— START OF PROVIDED INFORMATION —
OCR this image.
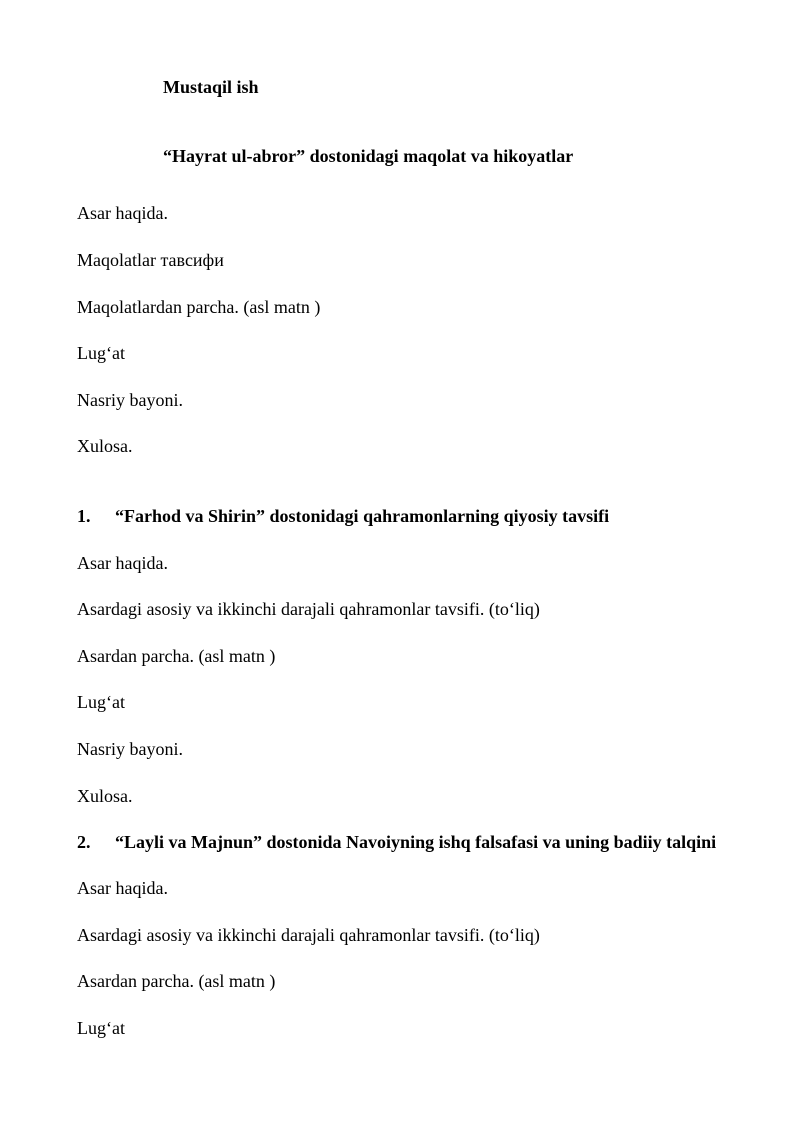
Mustaqil ish
“Hayrat ul-abror” dostonidagi maqolat va hikoyatlar
Asar haqida.
Maqolatlar тавсифи
Maqolatlardan parcha. (asl matn )
Lug‘at
Nasriy bayoni.
Xulosa.
1. “Farhod va Shirin” dostonidagi qahramonlarning qiyosiy tavsifi
Asar haqida.
Asardagi asosiy va ikkinchi darajali qahramonlar tavsifi. (to‘liq)
Asardan parcha. (asl matn )
Lug‘at
Nasriy bayoni.
Xulosa.
2. “Layli va Majnun” dostonida Navoiyning ishq falsafasi va uning badiiy talqini
Asar haqida.
Asardagi asosiy va ikkinchi darajali qahramonlar tavsifi. (to‘liq)
Asardan parcha. (asl matn )
Lug‘at
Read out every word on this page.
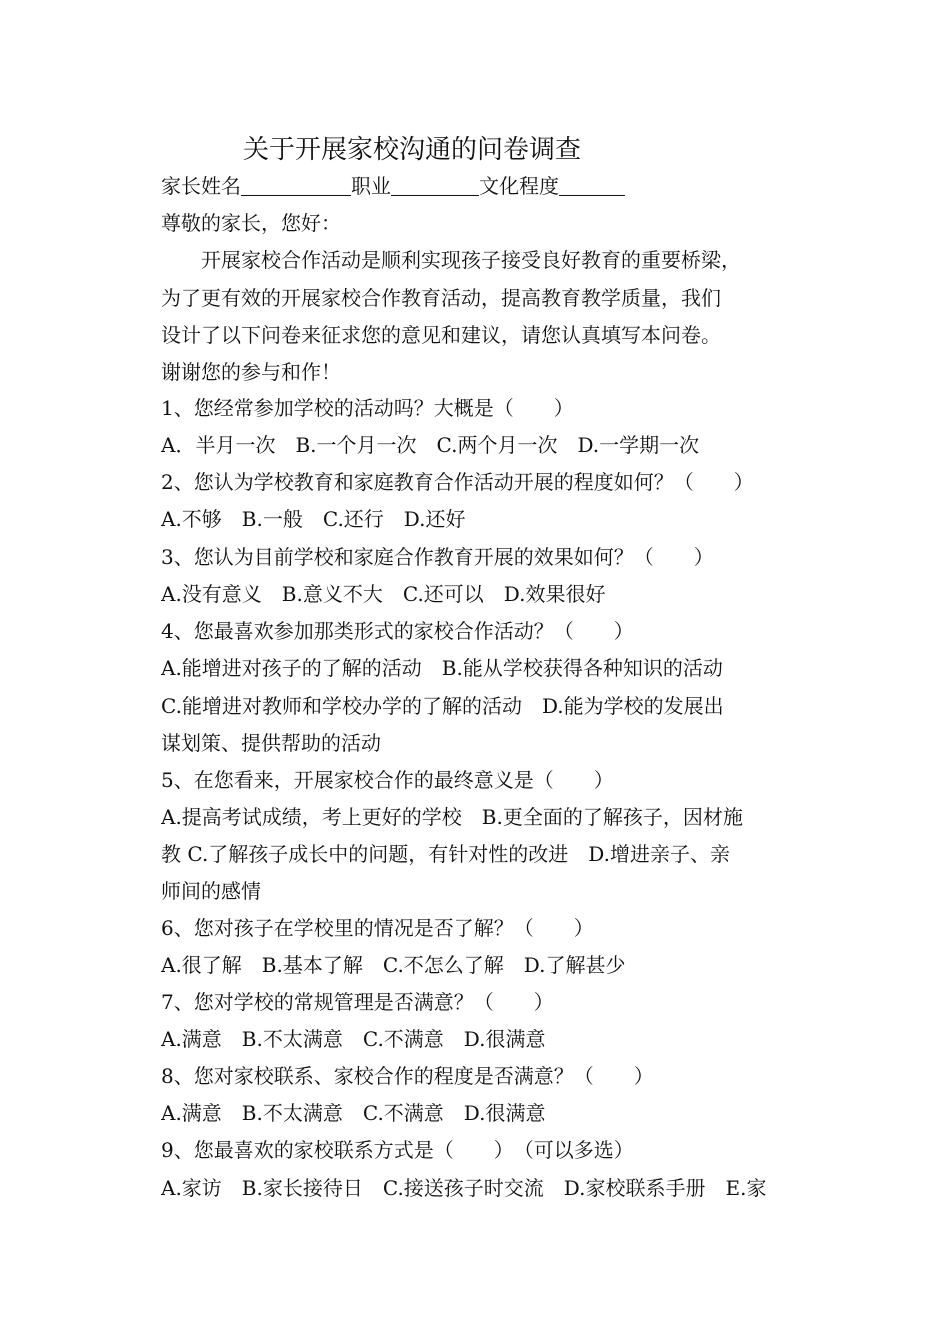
关于开展家校沟通的问卷调查
家长姓名	职业	文化程度
尊敬的家长，您好：
　　开展家校合作活动是顺利实现孩子接受良好教育的重要桥梁，
为了更有效的开展家校合作教育活动，提高教育教学质量，我们
设计了以下问卷来征求您的意见和建议，请您认真填写本问卷。
谢谢您的参与和作！
1、您经常参加学校的活动吗？大概是（　　）
A．半月一次　B.一个月一次　C.两个月一次　D.一学期一次
2、您认为学校教育和家庭教育合作活动开展的程度如何？（　　）
A.不够　B.一般　C.还行　D.还好
3、您认为目前学校和家庭合作教育开展的效果如何？（　　）
A.没有意义　B.意义不大　C.还可以　D.效果很好
4、您最喜欢参加那类形式的家校合作活动？（　　）
A.能增进对孩子的了解的活动　B.能从学校获得各种知识的活动
C.能增进对教师和学校办学的了解的活动　D.能为学校的发展出
谋划策、提供帮助的活动
5、在您看来，开展家校合作的最终意义是（　　）
A.提高考试成绩，考上更好的学校　B.更全面的了解孩子，因材施
教 C.了解孩子成长中的问题，有针对性的改进　D.增进亲子、亲
师间的感情
6、您对孩子在学校里的情况是否了解？（　　）
A.很了解　B.基本了解　C.不怎么了解　D.了解甚少
7、您对学校的常规管理是否满意？（　　）
A.满意　B.不太满意　C.不满意　D.很满意
8、您对家校联系、家校合作的程度是否满意？（　　）
A.满意　B.不太满意　C.不满意　D.很满意
9、您最喜欢的家校联系方式是（　　）　（可以多选）
A.家访　B.家长接待日　C.接送孩子时交流　D.家校联系手册　E.家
— END OF PROVIDED INFORMATION —
SHORT PROBLEM: Gather each line of the records holding the string "this".

EXERCISE SOLUTION:
OCR this image.
Read out every word on this page.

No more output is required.